*WHAT THE EXERCISE ASKS:* In how many lines of the data does the word "name" appear? Give the number by itself.

════════════════

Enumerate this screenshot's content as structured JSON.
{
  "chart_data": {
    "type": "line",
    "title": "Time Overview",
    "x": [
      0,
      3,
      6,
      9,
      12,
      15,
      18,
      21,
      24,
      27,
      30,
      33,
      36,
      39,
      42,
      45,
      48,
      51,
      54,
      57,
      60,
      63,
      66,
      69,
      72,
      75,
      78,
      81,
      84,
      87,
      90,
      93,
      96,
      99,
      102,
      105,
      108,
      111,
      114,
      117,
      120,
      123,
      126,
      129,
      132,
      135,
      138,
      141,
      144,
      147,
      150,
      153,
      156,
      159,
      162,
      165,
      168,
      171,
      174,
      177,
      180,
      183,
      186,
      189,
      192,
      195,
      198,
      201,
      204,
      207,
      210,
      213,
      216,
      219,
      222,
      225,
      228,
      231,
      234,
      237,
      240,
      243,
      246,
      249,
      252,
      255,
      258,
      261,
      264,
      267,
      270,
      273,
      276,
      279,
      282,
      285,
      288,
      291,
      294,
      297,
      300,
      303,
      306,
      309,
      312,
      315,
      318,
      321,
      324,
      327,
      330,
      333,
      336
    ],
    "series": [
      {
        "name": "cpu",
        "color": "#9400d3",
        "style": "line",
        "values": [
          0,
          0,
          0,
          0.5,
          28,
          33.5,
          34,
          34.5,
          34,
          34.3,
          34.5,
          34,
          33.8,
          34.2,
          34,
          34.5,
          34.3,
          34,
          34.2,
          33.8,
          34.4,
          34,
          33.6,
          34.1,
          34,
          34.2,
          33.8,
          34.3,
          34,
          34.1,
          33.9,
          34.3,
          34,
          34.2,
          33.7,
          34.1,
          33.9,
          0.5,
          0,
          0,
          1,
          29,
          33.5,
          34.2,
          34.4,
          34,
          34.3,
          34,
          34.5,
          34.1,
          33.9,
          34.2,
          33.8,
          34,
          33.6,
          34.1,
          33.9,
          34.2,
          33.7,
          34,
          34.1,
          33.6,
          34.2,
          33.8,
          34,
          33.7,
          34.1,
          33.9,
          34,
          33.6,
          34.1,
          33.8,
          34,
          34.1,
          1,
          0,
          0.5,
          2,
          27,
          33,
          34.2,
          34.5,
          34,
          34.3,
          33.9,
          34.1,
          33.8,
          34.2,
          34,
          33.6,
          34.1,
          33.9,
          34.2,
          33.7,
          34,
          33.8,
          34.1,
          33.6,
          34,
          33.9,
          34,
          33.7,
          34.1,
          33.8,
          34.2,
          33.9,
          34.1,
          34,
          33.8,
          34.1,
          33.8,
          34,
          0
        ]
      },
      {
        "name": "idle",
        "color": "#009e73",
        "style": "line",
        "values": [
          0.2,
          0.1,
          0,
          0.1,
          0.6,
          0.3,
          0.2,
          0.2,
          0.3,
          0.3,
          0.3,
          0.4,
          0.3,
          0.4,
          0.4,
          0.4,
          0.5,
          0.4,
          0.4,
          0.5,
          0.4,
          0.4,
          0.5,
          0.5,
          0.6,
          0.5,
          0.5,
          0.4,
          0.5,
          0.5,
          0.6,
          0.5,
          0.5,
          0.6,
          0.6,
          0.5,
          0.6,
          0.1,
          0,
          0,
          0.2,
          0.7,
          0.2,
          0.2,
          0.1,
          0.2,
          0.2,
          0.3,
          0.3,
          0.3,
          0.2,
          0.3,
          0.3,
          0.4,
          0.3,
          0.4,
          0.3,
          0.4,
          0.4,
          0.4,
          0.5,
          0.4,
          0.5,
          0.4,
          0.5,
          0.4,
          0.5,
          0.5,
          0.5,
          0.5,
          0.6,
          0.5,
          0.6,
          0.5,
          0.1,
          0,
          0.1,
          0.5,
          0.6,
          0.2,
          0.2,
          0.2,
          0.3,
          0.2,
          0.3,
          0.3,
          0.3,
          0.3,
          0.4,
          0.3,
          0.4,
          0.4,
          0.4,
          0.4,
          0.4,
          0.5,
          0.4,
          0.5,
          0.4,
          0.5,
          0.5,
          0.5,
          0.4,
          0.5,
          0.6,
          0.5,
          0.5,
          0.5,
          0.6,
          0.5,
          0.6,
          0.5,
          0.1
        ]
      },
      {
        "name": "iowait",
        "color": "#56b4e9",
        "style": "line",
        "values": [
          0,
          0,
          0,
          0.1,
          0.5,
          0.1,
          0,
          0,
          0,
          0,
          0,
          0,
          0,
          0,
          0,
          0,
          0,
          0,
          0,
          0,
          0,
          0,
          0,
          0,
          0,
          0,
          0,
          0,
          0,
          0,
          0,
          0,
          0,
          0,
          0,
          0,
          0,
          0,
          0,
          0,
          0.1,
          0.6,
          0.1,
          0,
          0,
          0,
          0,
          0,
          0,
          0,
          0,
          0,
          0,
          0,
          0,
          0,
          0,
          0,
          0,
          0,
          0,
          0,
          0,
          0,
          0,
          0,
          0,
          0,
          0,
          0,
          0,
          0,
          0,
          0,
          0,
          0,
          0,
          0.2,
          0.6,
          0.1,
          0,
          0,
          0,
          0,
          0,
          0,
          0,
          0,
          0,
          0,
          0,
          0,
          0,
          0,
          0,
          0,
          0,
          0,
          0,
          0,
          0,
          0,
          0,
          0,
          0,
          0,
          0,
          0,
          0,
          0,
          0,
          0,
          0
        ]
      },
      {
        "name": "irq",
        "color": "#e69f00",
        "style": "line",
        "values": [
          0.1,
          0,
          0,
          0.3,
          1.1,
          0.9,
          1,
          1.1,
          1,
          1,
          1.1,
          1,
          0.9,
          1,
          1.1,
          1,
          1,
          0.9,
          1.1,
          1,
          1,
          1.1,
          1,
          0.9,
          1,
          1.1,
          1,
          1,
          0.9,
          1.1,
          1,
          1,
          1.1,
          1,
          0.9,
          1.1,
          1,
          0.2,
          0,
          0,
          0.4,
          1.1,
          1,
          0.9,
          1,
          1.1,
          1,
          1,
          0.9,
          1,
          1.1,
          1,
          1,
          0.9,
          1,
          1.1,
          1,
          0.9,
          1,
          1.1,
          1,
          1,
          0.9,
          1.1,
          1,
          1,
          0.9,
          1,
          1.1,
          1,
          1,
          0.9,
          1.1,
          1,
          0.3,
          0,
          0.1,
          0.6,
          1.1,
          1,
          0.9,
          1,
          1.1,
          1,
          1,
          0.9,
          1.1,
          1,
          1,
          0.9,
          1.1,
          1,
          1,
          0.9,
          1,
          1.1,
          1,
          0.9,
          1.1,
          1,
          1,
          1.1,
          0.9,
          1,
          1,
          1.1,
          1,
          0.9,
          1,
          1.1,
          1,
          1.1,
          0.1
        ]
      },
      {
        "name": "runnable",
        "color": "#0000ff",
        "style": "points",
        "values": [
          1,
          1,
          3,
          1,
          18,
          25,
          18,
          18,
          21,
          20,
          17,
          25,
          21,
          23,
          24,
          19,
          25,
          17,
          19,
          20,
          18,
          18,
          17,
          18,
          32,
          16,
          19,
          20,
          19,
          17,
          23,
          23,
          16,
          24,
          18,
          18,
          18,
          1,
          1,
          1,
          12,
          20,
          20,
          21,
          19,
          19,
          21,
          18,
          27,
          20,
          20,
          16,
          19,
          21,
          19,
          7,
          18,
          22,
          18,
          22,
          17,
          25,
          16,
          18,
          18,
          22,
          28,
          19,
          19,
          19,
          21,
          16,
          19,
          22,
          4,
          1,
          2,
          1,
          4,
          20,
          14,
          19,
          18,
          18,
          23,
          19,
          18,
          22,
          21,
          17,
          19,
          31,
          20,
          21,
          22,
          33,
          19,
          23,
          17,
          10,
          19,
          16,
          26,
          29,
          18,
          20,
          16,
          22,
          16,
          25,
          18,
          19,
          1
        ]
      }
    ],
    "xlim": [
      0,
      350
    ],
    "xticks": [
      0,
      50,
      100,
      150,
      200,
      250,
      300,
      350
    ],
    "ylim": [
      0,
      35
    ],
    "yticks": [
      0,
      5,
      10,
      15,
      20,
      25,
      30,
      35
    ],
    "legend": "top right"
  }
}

════════════════

*SOLUTION:* 5